» What is required
Among the entries below, find the lines with "Sohn" and copy them.

Source data
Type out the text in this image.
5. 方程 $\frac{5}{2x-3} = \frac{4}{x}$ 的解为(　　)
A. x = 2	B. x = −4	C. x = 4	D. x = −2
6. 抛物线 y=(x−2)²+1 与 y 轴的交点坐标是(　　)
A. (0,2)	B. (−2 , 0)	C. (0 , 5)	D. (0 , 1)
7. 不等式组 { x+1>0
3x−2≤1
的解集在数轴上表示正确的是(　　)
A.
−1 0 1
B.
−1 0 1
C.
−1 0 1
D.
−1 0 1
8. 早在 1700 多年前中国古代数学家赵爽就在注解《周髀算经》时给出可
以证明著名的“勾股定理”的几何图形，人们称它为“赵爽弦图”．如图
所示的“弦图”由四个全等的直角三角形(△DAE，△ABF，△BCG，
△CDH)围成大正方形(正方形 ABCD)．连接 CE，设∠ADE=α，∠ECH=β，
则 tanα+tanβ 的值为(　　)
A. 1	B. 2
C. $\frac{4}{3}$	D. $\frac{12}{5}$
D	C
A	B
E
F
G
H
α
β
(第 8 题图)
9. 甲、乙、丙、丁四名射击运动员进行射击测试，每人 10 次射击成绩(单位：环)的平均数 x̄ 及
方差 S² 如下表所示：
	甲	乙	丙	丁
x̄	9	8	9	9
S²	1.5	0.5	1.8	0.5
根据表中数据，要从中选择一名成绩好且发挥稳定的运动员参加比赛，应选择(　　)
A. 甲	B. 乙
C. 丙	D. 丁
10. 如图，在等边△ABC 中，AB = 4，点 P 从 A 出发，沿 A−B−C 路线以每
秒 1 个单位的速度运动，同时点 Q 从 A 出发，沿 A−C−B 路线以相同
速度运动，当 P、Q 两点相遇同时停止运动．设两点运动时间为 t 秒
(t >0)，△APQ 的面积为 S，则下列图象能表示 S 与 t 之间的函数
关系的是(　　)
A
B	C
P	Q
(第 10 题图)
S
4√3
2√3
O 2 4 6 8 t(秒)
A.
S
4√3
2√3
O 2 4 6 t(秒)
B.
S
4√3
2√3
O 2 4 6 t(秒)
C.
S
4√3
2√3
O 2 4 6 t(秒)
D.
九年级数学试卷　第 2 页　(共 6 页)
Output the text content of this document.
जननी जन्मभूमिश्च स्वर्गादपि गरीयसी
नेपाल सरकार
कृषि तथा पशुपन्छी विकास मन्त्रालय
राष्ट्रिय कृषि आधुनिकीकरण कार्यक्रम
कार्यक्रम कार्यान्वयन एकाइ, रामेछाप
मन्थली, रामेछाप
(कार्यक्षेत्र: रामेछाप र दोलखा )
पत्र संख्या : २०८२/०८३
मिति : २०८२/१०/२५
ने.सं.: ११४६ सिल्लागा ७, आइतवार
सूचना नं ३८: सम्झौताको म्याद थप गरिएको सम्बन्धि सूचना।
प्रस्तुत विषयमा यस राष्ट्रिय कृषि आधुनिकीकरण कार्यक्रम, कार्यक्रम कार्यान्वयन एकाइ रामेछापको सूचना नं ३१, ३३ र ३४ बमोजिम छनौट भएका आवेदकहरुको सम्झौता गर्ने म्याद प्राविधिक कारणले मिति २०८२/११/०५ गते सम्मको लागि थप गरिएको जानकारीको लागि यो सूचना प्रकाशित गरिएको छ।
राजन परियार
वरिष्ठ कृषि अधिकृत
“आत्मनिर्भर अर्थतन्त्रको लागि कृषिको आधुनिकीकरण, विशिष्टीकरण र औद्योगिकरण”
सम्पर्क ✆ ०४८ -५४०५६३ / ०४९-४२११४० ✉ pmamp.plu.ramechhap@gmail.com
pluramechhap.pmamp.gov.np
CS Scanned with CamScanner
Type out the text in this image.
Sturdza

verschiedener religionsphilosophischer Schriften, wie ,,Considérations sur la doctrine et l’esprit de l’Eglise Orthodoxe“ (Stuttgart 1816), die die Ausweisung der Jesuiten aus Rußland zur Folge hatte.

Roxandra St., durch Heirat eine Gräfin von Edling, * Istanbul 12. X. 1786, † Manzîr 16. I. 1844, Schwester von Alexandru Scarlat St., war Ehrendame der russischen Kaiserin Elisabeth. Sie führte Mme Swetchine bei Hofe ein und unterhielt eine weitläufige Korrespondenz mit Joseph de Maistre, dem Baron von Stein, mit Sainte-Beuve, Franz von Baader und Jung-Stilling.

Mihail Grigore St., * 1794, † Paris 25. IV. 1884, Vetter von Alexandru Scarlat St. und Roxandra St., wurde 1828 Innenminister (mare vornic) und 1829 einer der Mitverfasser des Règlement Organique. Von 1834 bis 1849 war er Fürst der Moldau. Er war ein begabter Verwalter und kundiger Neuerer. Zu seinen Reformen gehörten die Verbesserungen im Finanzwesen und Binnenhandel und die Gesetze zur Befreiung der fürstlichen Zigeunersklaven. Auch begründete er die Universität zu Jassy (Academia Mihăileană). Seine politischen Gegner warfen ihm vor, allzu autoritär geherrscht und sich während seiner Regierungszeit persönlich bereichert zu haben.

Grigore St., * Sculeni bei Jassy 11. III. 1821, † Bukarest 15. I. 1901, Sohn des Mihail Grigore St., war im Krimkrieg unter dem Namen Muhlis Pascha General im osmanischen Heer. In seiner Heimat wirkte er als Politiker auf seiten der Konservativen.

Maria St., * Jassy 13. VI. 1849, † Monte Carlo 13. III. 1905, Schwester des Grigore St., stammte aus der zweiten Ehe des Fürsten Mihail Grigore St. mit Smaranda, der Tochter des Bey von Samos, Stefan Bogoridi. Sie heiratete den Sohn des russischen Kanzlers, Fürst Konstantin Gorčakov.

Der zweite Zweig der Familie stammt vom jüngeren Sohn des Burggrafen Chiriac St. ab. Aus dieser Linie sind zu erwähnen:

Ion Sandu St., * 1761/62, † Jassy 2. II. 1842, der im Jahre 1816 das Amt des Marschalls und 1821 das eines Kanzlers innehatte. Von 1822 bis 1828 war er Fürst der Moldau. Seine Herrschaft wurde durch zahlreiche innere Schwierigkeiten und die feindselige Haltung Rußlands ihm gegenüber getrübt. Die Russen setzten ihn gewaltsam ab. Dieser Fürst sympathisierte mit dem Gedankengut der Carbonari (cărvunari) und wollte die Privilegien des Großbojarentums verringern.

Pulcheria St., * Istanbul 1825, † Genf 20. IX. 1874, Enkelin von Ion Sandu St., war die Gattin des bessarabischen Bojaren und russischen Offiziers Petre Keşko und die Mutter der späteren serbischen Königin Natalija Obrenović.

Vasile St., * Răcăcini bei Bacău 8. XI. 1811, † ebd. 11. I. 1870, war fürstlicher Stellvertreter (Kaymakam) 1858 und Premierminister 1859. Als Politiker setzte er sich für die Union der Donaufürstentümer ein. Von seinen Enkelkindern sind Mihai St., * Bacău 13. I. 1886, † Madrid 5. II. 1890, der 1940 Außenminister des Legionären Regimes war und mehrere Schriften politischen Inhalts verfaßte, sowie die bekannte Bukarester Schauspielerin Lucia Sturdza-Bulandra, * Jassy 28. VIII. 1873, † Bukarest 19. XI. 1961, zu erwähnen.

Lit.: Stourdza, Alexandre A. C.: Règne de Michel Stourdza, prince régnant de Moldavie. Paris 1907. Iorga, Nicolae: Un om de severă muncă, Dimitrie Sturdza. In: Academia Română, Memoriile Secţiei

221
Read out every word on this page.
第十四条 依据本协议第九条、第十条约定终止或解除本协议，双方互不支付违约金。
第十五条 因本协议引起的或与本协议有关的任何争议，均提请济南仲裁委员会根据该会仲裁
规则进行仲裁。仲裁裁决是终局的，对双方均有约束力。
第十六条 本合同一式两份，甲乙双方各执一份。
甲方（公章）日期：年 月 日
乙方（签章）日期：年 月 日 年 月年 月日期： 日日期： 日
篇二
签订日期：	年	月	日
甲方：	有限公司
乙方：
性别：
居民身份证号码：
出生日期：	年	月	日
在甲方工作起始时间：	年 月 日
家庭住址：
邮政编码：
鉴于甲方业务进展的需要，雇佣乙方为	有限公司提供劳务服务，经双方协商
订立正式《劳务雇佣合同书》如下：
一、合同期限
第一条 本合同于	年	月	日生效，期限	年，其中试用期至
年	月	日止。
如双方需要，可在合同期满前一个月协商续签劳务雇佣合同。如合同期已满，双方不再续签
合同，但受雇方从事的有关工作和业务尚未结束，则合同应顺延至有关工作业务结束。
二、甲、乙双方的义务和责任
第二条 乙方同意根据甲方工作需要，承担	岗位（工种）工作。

» Exercise result
Grigore St., * Sculeni bei Jassy 11. III. 1821, † Bukarest 15. I. 1901, Sohn des Mihail Grigore St., war im Krimkrieg unter dem Namen Muhlis Pascha General im osmanischen Heer. In seiner Heimat wirkte er als Politiker auf seiten der Konservativen.
Maria St., * Jassy 13. VI. 1849, † Monte Carlo 13. III. 1905, Schwester des Grigore St., stammte aus der zweiten Ehe des Fürsten Mihail Grigore St. mit Smaranda, der Tochter des Bey von Samos, Stefan Bogoridi. Sie heiratete den Sohn des russischen Kanzlers, Fürst Konstantin Gorčakov.
Der zweite Zweig der Familie stammt vom jüngeren Sohn des Burggrafen Chiriac St. ab. Aus dieser Linie sind zu erwähnen:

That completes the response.